### GIVEN INSTRUCTION:
Restate the entries word for word, omitting nothing.
# START OF RECORDS TO USE
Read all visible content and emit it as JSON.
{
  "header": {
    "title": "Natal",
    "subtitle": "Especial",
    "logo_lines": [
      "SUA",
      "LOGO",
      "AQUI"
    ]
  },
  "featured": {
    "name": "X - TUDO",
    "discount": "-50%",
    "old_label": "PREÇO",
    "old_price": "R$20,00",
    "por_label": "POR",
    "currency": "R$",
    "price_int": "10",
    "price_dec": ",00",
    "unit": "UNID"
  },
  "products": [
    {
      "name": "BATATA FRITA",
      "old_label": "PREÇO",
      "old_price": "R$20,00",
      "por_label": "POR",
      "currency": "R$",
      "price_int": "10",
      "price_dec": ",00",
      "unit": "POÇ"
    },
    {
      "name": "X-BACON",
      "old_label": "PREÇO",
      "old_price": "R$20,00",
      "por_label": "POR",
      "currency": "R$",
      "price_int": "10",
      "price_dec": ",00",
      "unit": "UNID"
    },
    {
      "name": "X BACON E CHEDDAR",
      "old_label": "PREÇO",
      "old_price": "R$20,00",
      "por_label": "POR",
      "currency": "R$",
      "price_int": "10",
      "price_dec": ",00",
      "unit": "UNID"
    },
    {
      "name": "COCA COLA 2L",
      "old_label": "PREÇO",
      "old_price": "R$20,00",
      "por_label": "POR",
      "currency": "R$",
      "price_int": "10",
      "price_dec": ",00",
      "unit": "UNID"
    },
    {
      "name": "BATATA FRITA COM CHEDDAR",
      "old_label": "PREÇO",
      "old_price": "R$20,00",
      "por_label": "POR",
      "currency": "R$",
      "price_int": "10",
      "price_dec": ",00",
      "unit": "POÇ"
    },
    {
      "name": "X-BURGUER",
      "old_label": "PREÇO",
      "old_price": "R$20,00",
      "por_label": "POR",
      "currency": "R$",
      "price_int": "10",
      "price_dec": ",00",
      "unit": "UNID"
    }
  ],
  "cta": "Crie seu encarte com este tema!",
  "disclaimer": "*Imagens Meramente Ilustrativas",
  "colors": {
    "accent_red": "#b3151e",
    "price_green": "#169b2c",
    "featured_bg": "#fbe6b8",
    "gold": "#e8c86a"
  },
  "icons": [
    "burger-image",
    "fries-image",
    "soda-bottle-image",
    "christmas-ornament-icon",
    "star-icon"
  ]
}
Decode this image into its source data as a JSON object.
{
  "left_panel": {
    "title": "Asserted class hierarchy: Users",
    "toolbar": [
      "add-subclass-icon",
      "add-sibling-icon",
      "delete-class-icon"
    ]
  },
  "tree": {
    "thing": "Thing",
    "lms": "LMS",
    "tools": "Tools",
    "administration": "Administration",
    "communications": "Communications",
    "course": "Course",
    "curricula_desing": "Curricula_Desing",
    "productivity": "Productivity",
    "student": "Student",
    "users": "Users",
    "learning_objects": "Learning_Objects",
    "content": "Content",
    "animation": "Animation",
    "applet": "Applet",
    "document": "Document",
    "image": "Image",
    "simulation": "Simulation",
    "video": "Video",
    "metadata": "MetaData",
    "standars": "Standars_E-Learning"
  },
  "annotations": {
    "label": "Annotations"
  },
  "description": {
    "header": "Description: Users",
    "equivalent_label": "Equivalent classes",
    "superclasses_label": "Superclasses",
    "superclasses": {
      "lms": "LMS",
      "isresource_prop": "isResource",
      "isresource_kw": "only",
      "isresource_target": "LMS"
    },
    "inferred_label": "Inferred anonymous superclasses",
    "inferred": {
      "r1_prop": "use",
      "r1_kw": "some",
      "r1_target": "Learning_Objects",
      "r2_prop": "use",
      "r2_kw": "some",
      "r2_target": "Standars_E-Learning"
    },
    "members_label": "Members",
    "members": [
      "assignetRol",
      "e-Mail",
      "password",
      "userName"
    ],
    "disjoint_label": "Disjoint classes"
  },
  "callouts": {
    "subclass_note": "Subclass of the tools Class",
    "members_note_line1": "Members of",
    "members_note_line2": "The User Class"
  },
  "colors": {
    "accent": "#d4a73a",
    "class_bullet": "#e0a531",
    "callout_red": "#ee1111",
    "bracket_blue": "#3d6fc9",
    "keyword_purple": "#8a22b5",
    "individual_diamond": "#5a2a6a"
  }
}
# END OF RECORDS TO USE
### COMPLETE ANSWER:
Read all visible content and emit it as JSON.
{
  "header": {
    "title": "Natal",
    "subtitle": "Especial",
    "logo_lines": [
      "SUA",
      "LOGO",
      "AQUI"
    ]
  },
  "featured": {
    "name": "X - TUDO",
    "discount": "-50%",
    "old_label": "PREÇO",
    "old_price": "R$20,00",
    "por_label": "POR",
    "currency": "R$",
    "price_int": "10",
    "price_dec": ",00",
    "unit": "UNID"
  },
  "products": [
    {
      "name": "BATATA FRITA",
      "old_label": "PREÇO",
      "old_price": "R$20,00",
      "por_label": "POR",
      "currency": "R$",
      "price_int": "10",
      "price_dec": ",00",
      "unit": "POÇ"
    },
    {
      "name": "X-BACON",
      "old_label": "PREÇO",
      "old_price": "R$20,00",
      "por_label": "POR",
      "currency": "R$",
      "price_int": "10",
      "price_dec": ",00",
      "unit": "UNID"
    },
    {
      "name": "X BACON E CHEDDAR",
      "old_label": "PREÇO",
      "old_price": "R$20,00",
      "por_label": "POR",
      "currency": "R$",
      "price_int": "10",
      "price_dec": ",00",
      "unit": "UNID"
    },
    {
      "name": "COCA COLA 2L",
      "old_label": "PREÇO",
      "old_price": "R$20,00",
      "por_label": "POR",
      "currency": "R$",
      "price_int": "10",
      "price_dec": ",00",
      "unit": "UNID"
    },
    {
      "name": "BATATA FRITA COM CHEDDAR",
      "old_label": "PREÇO",
      "old_price": "R$20,00",
      "por_label": "POR",
      "currency": "R$",
      "price_int": "10",
      "price_dec": ",00",
      "unit": "POÇ"
    },
    {
      "name": "X-BURGUER",
      "old_label": "PREÇO",
      "old_price": "R$20,00",
      "por_label": "POR",
      "currency": "R$",
      "price_int": "10",
      "price_dec": ",00",
      "unit": "UNID"
    }
  ],
  "cta": "Crie seu encarte com este tema!",
  "disclaimer": "*Imagens Meramente Ilustrativas",
  "colors": {
    "accent_red": "#b3151e",
    "price_green": "#169b2c",
    "featured_bg": "#fbe6b8",
    "gold": "#e8c86a"
  },
  "icons": [
    "burger-image",
    "fries-image",
    "soda-bottle-image",
    "christmas-ornament-icon",
    "star-icon"
  ]
}
Decode this image into its source data as a JSON object.
{
  "left_panel": {
    "title": "Asserted class hierarchy: Users",
    "toolbar": [
      "add-subclass-icon",
      "add-sibling-icon",
      "delete-class-icon"
    ]
  },
  "tree": {
    "thing": "Thing",
    "lms": "LMS",
    "tools": "Tools",
    "administration": "Administration",
    "communications": "Communications",
    "course": "Course",
    "curricula_desing": "Curricula_Desing",
    "productivity": "Productivity",
    "student": "Student",
    "users": "Users",
    "learning_objects": "Learning_Objects",
    "content": "Content",
    "animation": "Animation",
    "applet": "Applet",
    "document": "Document",
    "image": "Image",
    "simulation": "Simulation",
    "video": "Video",
    "metadata": "MetaData",
    "standars": "Standars_E-Learning"
  },
  "annotations": {
    "label": "Annotations"
  },
  "description": {
    "header": "Description: Users",
    "equivalent_label": "Equivalent classes",
    "superclasses_label": "Superclasses",
    "superclasses": {
      "lms": "LMS",
      "isresource_prop": "isResource",
      "isresource_kw": "only",
      "isresource_target": "LMS"
    },
    "inferred_label": "Inferred anonymous superclasses",
    "inferred": {
      "r1_prop": "use",
      "r1_kw": "some",
      "r1_target": "Learning_Objects",
      "r2_prop": "use",
      "r2_kw": "some",
      "r2_target": "Standars_E-Learning"
    },
    "members_label": "Members",
    "members": [
      "assignetRol",
      "e-Mail",
      "password",
      "userName"
    ],
    "disjoint_label": "Disjoint classes"
  },
  "callouts": {
    "subclass_note": "Subclass of the tools Class",
    "members_note_line1": "Members of",
    "members_note_line2": "The User Class"
  },
  "colors": {
    "accent": "#d4a73a",
    "class_bullet": "#e0a531",
    "callout_red": "#ee1111",
    "bracket_blue": "#3d6fc9",
    "keyword_purple": "#8a22b5",
    "individual_diamond": "#5a2a6a"
  }
}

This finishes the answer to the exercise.